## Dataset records
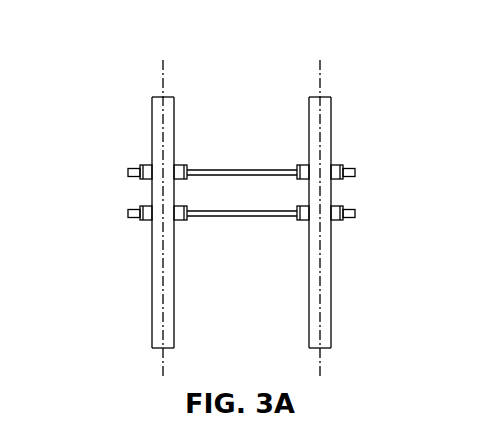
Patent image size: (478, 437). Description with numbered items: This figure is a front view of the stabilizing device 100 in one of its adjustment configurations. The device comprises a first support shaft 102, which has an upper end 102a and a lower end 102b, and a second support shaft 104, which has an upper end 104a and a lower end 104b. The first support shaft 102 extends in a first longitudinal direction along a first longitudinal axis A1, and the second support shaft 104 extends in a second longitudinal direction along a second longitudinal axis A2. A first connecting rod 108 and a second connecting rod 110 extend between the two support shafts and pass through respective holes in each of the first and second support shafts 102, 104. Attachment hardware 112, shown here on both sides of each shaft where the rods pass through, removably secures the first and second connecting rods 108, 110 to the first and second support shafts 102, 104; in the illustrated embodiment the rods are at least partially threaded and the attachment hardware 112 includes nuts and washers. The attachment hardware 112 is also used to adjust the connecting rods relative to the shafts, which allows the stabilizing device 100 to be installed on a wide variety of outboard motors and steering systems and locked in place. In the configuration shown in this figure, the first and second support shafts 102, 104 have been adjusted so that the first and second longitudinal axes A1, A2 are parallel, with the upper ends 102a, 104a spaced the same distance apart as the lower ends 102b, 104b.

The stabilizing device 100 is at (255, 82).
The first support shaft 102 is at (152, 263).
The upper end of first support shaft 102a is at (138, 117).
The lower end of first support shaft 102b is at (140, 332).
The second support shaft 104 is at (331, 270).
The upper end of second support shaft 104a is at (347, 125).
The lower end of second support shaft 104b is at (343, 338).
The first connecting rod 108 is at (261, 168).
The second connecting rod 110 is at (218, 218).
The attachment hardware 112 is at (113, 193).
The first longitudinal axis A1 is at (162, 85).
The second longitudinal axis A2 is at (322, 87).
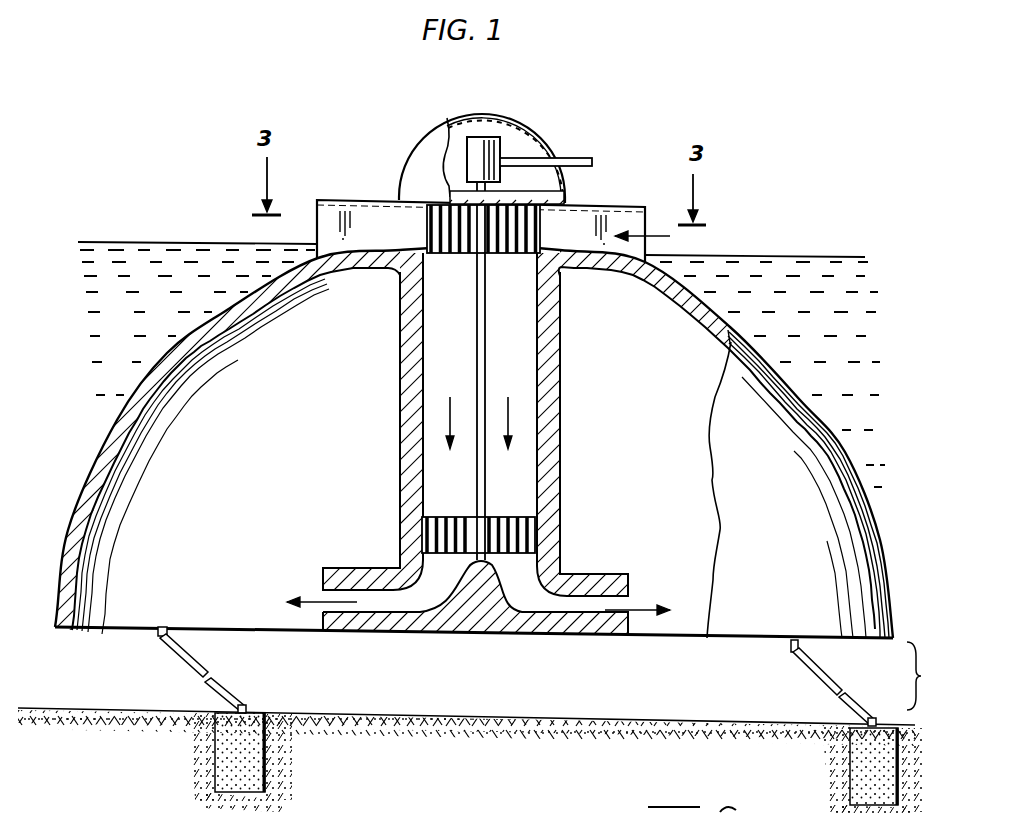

## TASK PROMPT
Reproduce all of the entries above word for word, keeping every line unchanged. Leave the pictures out of your answer.

## ANSWER TO THIS TASK
Patent image size: (478, 437). Description with numbered items: This figure is a front view of the stabilizing device 100 in one of its adjustment configurations. The device comprises a first support shaft 102, which has an upper end 102a and a lower end 102b, and a second support shaft 104, which has an upper end 104a and a lower end 104b. The first support shaft 102 extends in a first longitudinal direction along a first longitudinal axis A1, and the second support shaft 104 extends in a second longitudinal direction along a second longitudinal axis A2. A first connecting rod 108 and a second connecting rod 110 extend between the two support shafts and pass through respective holes in each of the first and second support shafts 102, 104. Attachment hardware 112, shown here on both sides of each shaft where the rods pass through, removably secures the first and second connecting rods 108, 110 to the first and second support shafts 102, 104; in the illustrated embodiment the rods are at least partially threaded and the attachment hardware 112 includes nuts and washers. The attachment hardware 112 is also used to adjust the connecting rods relative to the shafts, which allows the stabilizing device 100 to be installed on a wide variety of outboard motors and steering systems and locked in place. In the configuration shown in this figure, the first and second support shafts 102, 104 have been adjusted so that the first and second longitudinal axes A1, A2 are parallel, with the upper ends 102a, 104a spaced the same distance apart as the lower ends 102b, 104b.

The stabilizing device 100 is at (255, 82).
The first support shaft 102 is at (152, 263).
The upper end of first support shaft 102a is at (138, 117).
The lower end of first support shaft 102b is at (140, 332).
The second support shaft 104 is at (331, 270).
The upper end of second support shaft 104a is at (347, 125).
The lower end of second support shaft 104b is at (343, 338).
The first connecting rod 108 is at (261, 168).
The second connecting rod 110 is at (218, 218).
The attachment hardware 112 is at (113, 193).
The first longitudinal axis A1 is at (162, 85).
The second longitudinal axis A2 is at (322, 87).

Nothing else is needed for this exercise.